> [Task to carry out]:
State how many lines of the entries below hold the word "video"; reply with nothing but the number.

> [Extracted information]:
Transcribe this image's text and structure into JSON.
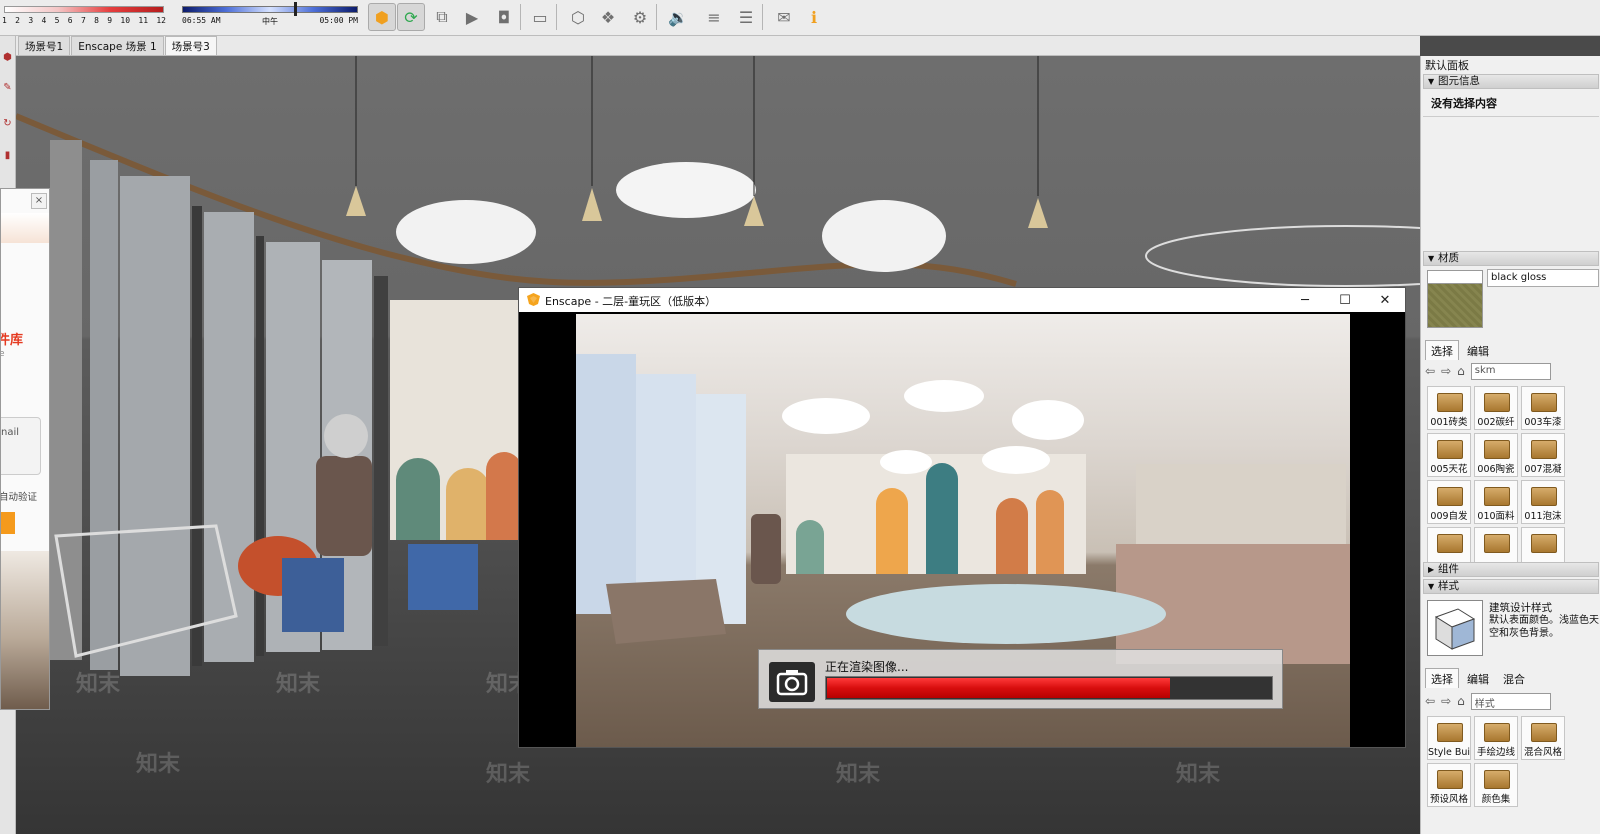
{
  "toolbar": {
    "month_labels": [
      "1",
      "2",
      "3",
      "4",
      "5",
      "6",
      "7",
      "8",
      "9",
      "10",
      "11",
      "12"
    ],
    "time_start": "06:55 AM",
    "time_mid": "中午",
    "time_end": "05:00 PM",
    "buttons": [
      {
        "name": "enscape-start-button",
        "icon": "enscape-logo"
      },
      {
        "name": "live-update-button",
        "icon": "sync-icon"
      },
      {
        "name": "sync-views-button",
        "icon": "camera-sync-icon"
      },
      {
        "name": "video-editor-button",
        "icon": "video-camera-icon"
      },
      {
        "name": "screenshot-button",
        "icon": "photo-camera-icon"
      },
      {
        "name": "vr-headset-button",
        "icon": "vr-headset-icon"
      },
      {
        "name": "asset-library-button",
        "icon": "asset-cube-icon"
      },
      {
        "name": "batch-render-button",
        "icon": "batch-render-icon"
      },
      {
        "name": "render-settings-button",
        "icon": "render-settings-icon"
      },
      {
        "name": "audio-button",
        "icon": "speaker-icon"
      },
      {
        "name": "visual-settings-button",
        "icon": "sliders-icon"
      },
      {
        "name": "general-settings-button",
        "icon": "adjust-icon"
      },
      {
        "name": "feedback-button",
        "icon": "chat-icon"
      },
      {
        "name": "about-button",
        "icon": "info-icon"
      }
    ]
  },
  "scene_tabs": [
    {
      "label": "场景号1",
      "active": false
    },
    {
      "label": "Enscape 场景 1",
      "active": false
    },
    {
      "label": "场景号3",
      "active": true
    }
  ],
  "left_dialog": {
    "title_fragment": "件库",
    "sub_fragment": "e",
    "input_fragment": "nail",
    "verify_fragment": "自动验证"
  },
  "enscape_window": {
    "title": "Enscape - 二层-童玩区（低版本）",
    "progress_label": "正在渲染图像...",
    "progress_fraction": 0.77
  },
  "right_panel": {
    "title": "默认面板",
    "entity_info_header": "图元信息",
    "entity_info_text": "没有选择内容",
    "materials_header": "材质",
    "material_name": "black gloss",
    "materials_tabs": [
      "选择",
      "编辑"
    ],
    "materials_search": "skm",
    "material_items": [
      "001砖类",
      "002碳纤",
      "003车漆",
      "005天花",
      "006陶瓷",
      "007混凝",
      "009自发",
      "010面料",
      "011泡沫",
      "",
      "",
      ""
    ],
    "components_header": "组件",
    "styles_header": "样式",
    "style_name": "建筑设计样式",
    "style_desc": "默认表面颜色。浅蓝色天空和灰色背景。",
    "styles_tabs": [
      "选择",
      "编辑",
      "混合"
    ],
    "styles_search": "样式",
    "style_items": [
      "Style Buil",
      "手绘边线",
      "混合风格",
      "预设风格",
      "颜色集"
    ]
  },
  "watermarks": [
    "知末",
    "知末",
    "知末",
    "知末",
    "知末",
    "知末",
    "知末",
    "知末"
  ],
  "colors": {
    "progress_red": "#d80e0e",
    "toolbar_bg": "#ececec",
    "panel_bg": "#f0f0f0"
  }
}
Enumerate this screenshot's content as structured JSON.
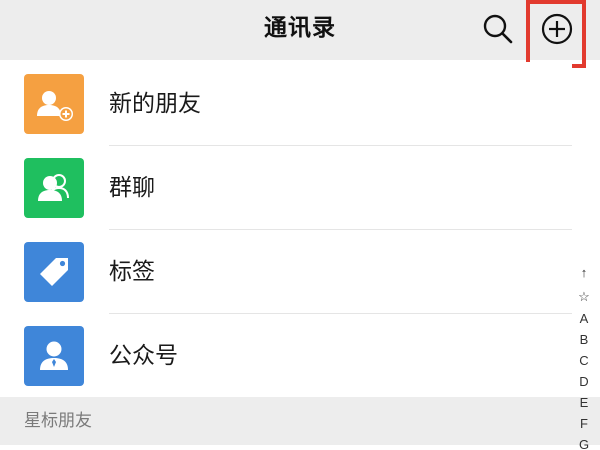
{
  "header": {
    "title": "通讯录",
    "search_icon": "search-icon",
    "add_icon": "add-circle-icon",
    "highlight_color": "#e23a2e"
  },
  "list": {
    "items": [
      {
        "label": "新的朋友",
        "icon": "add-friend-icon",
        "color": "#f5a041"
      },
      {
        "label": "群聊",
        "icon": "group-chat-icon",
        "color": "#1fbf5f"
      },
      {
        "label": "标签",
        "icon": "tag-icon",
        "color": "#3f86d9"
      },
      {
        "label": "公众号",
        "icon": "official-account-icon",
        "color": "#3f86d9"
      }
    ]
  },
  "section": {
    "label": "星标朋友"
  },
  "index_bar": [
    "↑",
    "☆",
    "A",
    "B",
    "C",
    "D",
    "E",
    "F",
    "G"
  ]
}
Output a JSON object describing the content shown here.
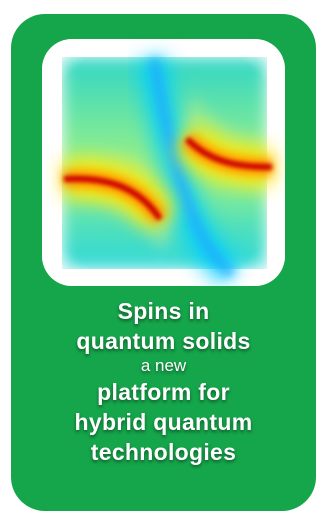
{
  "card": {
    "accent_color": "#15a54a",
    "text_color": "#ffffff"
  },
  "figure": {
    "description_icon": "avoided-crossing-heatmap-image",
    "colormap": [
      "#00ffff",
      "#7fff80",
      "#ffff00",
      "#ff8000",
      "#d00000"
    ]
  },
  "caption": {
    "line1": "Spins in",
    "line2": "quantum solids",
    "line3": "a new",
    "line4": "platform for",
    "line5": "hybrid quantum",
    "line6": "technologies"
  }
}
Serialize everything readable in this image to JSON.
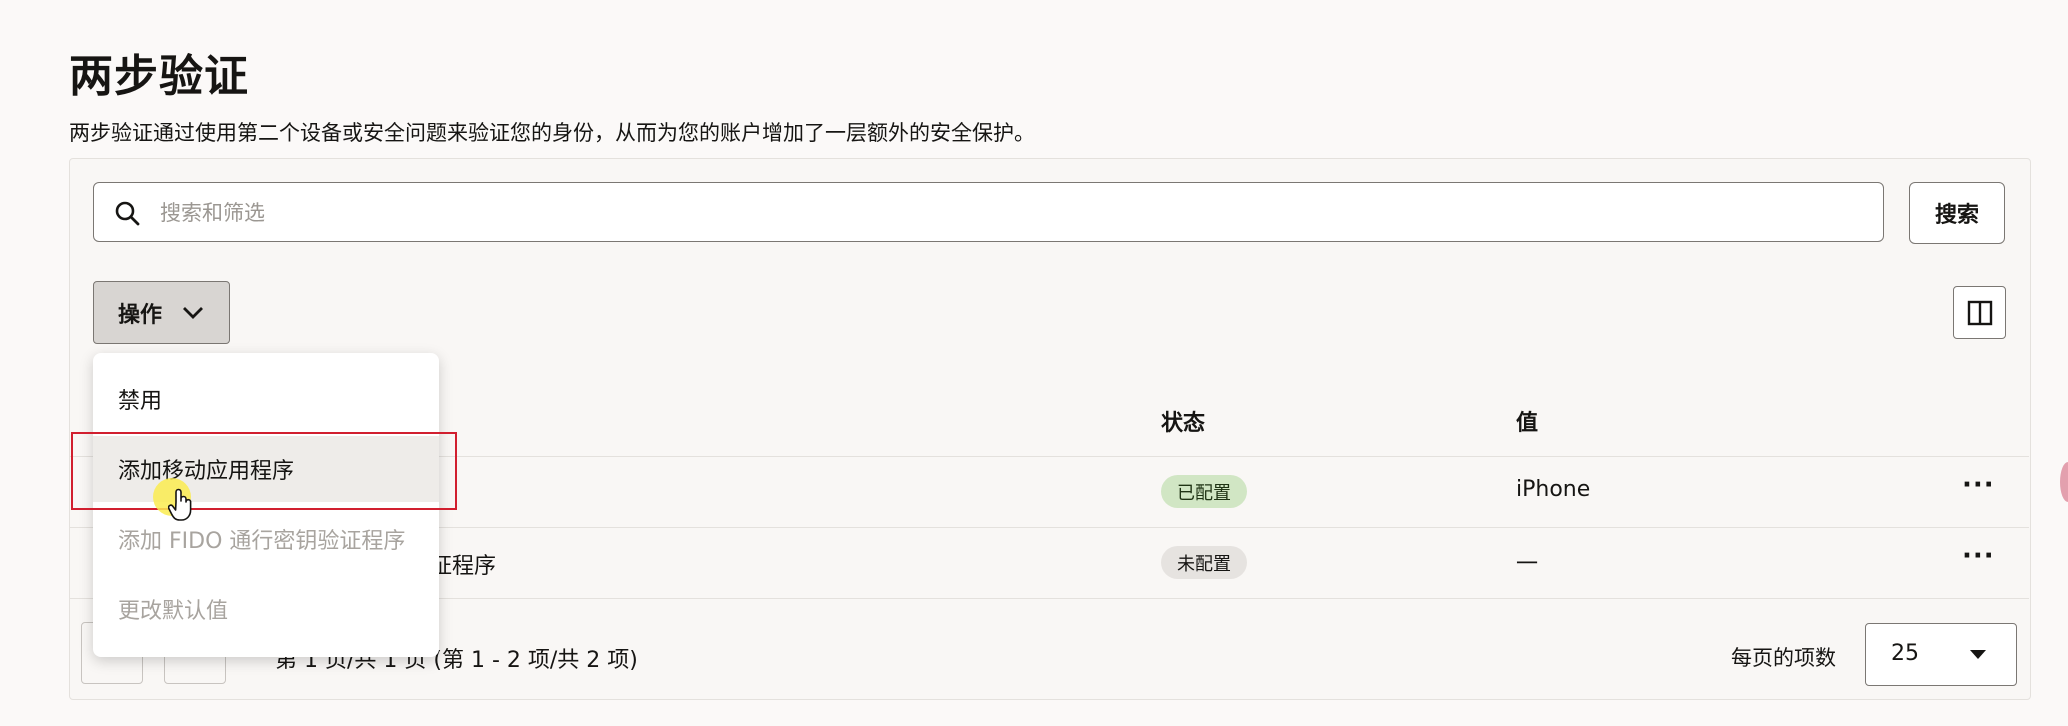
{
  "page": {
    "title": "两步验证",
    "description": "两步验证通过使用第二个设备或安全问题来验证您的身份，从而为您的账户增加了一层额外的安全保护。"
  },
  "toolbar": {
    "search_placeholder": "搜索和筛选",
    "search_button": "搜索",
    "actions_label": "操作"
  },
  "table": {
    "headers": {
      "status": "状态",
      "value": "值"
    },
    "rows": [
      {
        "name": "",
        "status": "已配置",
        "value": "iPhone"
      },
      {
        "name": "证程序",
        "status": "未配置",
        "value": "一"
      }
    ]
  },
  "actions_menu": {
    "items": [
      {
        "label": "禁用",
        "disabled": false
      },
      {
        "label": "添加移动应用程序",
        "disabled": false
      },
      {
        "label": "添加 FIDO 通行密钥验证程序",
        "disabled": true
      },
      {
        "label": "更改默认值",
        "disabled": true
      }
    ]
  },
  "pagination": {
    "summary": "第 1 页/共 1 页 (第 1 - 2 项/共 2 项)",
    "per_page_label": "每页的项数",
    "per_page_value": "25"
  },
  "colors": {
    "configured_badge": "#d1e6c4",
    "unconfigured_badge": "#e6e3e0",
    "highlight": "#d11f2f"
  }
}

> [The solution]:
2